* Begin *
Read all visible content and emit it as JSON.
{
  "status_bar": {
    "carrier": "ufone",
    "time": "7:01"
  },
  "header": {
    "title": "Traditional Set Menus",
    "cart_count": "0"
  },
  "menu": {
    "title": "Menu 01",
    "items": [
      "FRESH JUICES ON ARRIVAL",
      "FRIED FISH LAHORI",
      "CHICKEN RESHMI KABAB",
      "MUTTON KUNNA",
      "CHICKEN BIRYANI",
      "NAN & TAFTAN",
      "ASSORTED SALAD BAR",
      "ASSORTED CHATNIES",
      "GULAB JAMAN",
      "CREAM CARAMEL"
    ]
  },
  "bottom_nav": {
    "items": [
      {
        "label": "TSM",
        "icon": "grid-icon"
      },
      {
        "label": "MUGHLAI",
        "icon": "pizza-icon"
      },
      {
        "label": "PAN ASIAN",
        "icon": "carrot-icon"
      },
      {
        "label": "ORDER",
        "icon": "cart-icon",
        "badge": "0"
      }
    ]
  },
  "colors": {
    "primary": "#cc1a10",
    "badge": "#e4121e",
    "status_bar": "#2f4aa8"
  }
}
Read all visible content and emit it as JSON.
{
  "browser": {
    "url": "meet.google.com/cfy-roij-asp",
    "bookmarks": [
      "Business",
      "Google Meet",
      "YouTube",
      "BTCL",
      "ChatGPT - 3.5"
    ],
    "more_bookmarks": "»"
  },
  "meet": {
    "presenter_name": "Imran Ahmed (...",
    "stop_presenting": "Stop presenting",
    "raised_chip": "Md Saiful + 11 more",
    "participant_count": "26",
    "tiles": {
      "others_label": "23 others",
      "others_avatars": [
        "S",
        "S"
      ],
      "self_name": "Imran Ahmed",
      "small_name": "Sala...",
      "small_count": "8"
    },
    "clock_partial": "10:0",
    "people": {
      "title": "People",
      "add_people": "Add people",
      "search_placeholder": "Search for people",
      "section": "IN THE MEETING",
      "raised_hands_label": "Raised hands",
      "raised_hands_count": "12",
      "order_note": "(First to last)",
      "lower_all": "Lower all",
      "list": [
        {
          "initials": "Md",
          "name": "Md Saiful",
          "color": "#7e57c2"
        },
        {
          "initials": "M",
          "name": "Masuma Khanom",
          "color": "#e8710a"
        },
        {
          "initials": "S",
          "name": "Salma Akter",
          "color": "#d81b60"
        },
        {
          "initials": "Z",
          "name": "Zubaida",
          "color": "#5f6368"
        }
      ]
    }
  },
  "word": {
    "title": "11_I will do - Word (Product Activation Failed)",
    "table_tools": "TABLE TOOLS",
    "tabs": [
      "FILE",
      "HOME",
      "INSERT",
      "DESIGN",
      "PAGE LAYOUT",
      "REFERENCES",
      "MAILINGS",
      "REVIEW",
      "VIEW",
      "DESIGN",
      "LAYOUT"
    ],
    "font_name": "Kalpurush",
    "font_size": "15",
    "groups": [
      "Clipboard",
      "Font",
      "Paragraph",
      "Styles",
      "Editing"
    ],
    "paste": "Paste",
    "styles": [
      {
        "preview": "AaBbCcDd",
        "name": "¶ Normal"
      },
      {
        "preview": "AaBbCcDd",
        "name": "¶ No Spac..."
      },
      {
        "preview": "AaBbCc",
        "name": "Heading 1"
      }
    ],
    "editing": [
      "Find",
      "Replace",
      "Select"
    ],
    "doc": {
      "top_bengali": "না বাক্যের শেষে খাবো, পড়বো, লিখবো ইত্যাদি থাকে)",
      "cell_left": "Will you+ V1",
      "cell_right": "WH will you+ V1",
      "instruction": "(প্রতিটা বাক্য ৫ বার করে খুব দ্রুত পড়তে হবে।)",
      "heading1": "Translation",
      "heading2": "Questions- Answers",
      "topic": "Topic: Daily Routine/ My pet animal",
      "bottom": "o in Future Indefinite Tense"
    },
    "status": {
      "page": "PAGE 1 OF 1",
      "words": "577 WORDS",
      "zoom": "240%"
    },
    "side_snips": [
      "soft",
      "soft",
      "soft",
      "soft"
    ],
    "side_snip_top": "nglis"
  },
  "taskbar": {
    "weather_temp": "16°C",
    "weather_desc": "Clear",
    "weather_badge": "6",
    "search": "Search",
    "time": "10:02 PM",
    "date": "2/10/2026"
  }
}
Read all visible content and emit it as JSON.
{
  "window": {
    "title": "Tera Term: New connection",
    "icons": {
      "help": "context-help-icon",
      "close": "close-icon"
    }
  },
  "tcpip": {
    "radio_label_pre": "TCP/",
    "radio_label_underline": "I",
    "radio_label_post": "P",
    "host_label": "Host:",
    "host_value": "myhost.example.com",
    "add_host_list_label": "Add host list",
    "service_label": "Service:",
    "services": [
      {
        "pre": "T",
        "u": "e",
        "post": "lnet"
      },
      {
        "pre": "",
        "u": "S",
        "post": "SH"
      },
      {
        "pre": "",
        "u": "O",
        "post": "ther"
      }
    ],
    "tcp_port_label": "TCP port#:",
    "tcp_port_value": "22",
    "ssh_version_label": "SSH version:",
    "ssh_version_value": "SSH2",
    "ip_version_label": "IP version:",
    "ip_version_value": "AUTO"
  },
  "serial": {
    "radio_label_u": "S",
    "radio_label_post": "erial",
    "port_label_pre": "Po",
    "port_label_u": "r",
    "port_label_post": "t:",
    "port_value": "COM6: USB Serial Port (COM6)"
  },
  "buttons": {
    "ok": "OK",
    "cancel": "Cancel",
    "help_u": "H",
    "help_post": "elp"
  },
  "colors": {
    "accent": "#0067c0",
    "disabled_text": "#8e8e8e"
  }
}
* End *
▸ **WHAT TO DO**
Output all of the material exactly as written.

▸ **EXERCISE RESULT**
Read all visible content and emit it as JSON.
{
  "status_bar": {
    "carrier": "ufone",
    "time": "7:01"
  },
  "header": {
    "title": "Traditional Set Menus",
    "cart_count": "0"
  },
  "menu": {
    "title": "Menu 01",
    "items": [
      "FRESH JUICES ON ARRIVAL",
      "FRIED FISH LAHORI",
      "CHICKEN RESHMI KABAB",
      "MUTTON KUNNA",
      "CHICKEN BIRYANI",
      "NAN & TAFTAN",
      "ASSORTED SALAD BAR",
      "ASSORTED CHATNIES",
      "GULAB JAMAN",
      "CREAM CARAMEL"
    ]
  },
  "bottom_nav": {
    "items": [
      {
        "label": "TSM",
        "icon": "grid-icon"
      },
      {
        "label": "MUGHLAI",
        "icon": "pizza-icon"
      },
      {
        "label": "PAN ASIAN",
        "icon": "carrot-icon"
      },
      {
        "label": "ORDER",
        "icon": "cart-icon",
        "badge": "0"
      }
    ]
  },
  "colors": {
    "primary": "#cc1a10",
    "badge": "#e4121e",
    "status_bar": "#2f4aa8"
  }
}
Read all visible content and emit it as JSON.
{
  "browser": {
    "url": "meet.google.com/cfy-roij-asp",
    "bookmarks": [
      "Business",
      "Google Meet",
      "YouTube",
      "BTCL",
      "ChatGPT - 3.5"
    ],
    "more_bookmarks": "»"
  },
  "meet": {
    "presenter_name": "Imran Ahmed (...",
    "stop_presenting": "Stop presenting",
    "raised_chip": "Md Saiful + 11 more",
    "participant_count": "26",
    "tiles": {
      "others_label": "23 others",
      "others_avatars": [
        "S",
        "S"
      ],
      "self_name": "Imran Ahmed",
      "small_name": "Sala...",
      "small_count": "8"
    },
    "clock_partial": "10:0",
    "people": {
      "title": "People",
      "add_people": "Add people",
      "search_placeholder": "Search for people",
      "section": "IN THE MEETING",
      "raised_hands_label": "Raised hands",
      "raised_hands_count": "12",
      "order_note": "(First to last)",
      "lower_all": "Lower all",
      "list": [
        {
          "initials": "Md",
          "name": "Md Saiful",
          "color": "#7e57c2"
        },
        {
          "initials": "M",
          "name": "Masuma Khanom",
          "color": "#e8710a"
        },
        {
          "initials": "S",
          "name": "Salma Akter",
          "color": "#d81b60"
        },
        {
          "initials": "Z",
          "name": "Zubaida",
          "color": "#5f6368"
        }
      ]
    }
  },
  "word": {
    "title": "11_I will do - Word (Product Activation Failed)",
    "table_tools": "TABLE TOOLS",
    "tabs": [
      "FILE",
      "HOME",
      "INSERT",
      "DESIGN",
      "PAGE LAYOUT",
      "REFERENCES",
      "MAILINGS",
      "REVIEW",
      "VIEW",
      "DESIGN",
      "LAYOUT"
    ],
    "font_name": "Kalpurush",
    "font_size": "15",
    "groups": [
      "Clipboard",
      "Font",
      "Paragraph",
      "Styles",
      "Editing"
    ],
    "paste": "Paste",
    "styles": [
      {
        "preview": "AaBbCcDd",
        "name": "¶ Normal"
      },
      {
        "preview": "AaBbCcDd",
        "name": "¶ No Spac..."
      },
      {
        "preview": "AaBbCc",
        "name": "Heading 1"
      }
    ],
    "editing": [
      "Find",
      "Replace",
      "Select"
    ],
    "doc": {
      "top_bengali": "না বাক্যের শেষে খাবো, পড়বো, লিখবো ইত্যাদি থাকে)",
      "cell_left": "Will you+ V1",
      "cell_right": "WH will you+ V1",
      "instruction": "(প্রতিটা বাক্য ৫ বার করে খুব দ্রুত পড়তে হবে।)",
      "heading1": "Translation",
      "heading2": "Questions- Answers",
      "topic": "Topic: Daily Routine/ My pet animal",
      "bottom": "o in Future Indefinite Tense"
    },
    "status": {
      "page": "PAGE 1 OF 1",
      "words": "577 WORDS",
      "zoom": "240%"
    },
    "side_snips": [
      "soft",
      "soft",
      "soft",
      "soft"
    ],
    "side_snip_top": "nglis"
  },
  "taskbar": {
    "weather_temp": "16°C",
    "weather_desc": "Clear",
    "weather_badge": "6",
    "search": "Search",
    "time": "10:02 PM",
    "date": "2/10/2026"
  }
}
Read all visible content and emit it as JSON.
{
  "window": {
    "title": "Tera Term: New connection",
    "icons": {
      "help": "context-help-icon",
      "close": "close-icon"
    }
  },
  "tcpip": {
    "radio_label_pre": "TCP/",
    "radio_label_underline": "I",
    "radio_label_post": "P",
    "host_label": "Host:",
    "host_value": "myhost.example.com",
    "add_host_list_label": "Add host list",
    "service_label": "Service:",
    "services": [
      {
        "pre": "T",
        "u": "e",
        "post": "lnet"
      },
      {
        "pre": "",
        "u": "S",
        "post": "SH"
      },
      {
        "pre": "",
        "u": "O",
        "post": "ther"
      }
    ],
    "tcp_port_label": "TCP port#:",
    "tcp_port_value": "22",
    "ssh_version_label": "SSH version:",
    "ssh_version_value": "SSH2",
    "ip_version_label": "IP version:",
    "ip_version_value": "AUTO"
  },
  "serial": {
    "radio_label_u": "S",
    "radio_label_post": "erial",
    "port_label_pre": "Po",
    "port_label_u": "r",
    "port_label_post": "t:",
    "port_value": "COM6: USB Serial Port (COM6)"
  },
  "buttons": {
    "ok": "OK",
    "cancel": "Cancel",
    "help_u": "H",
    "help_post": "elp"
  },
  "colors": {
    "accent": "#0067c0",
    "disabled_text": "#8e8e8e"
  }
}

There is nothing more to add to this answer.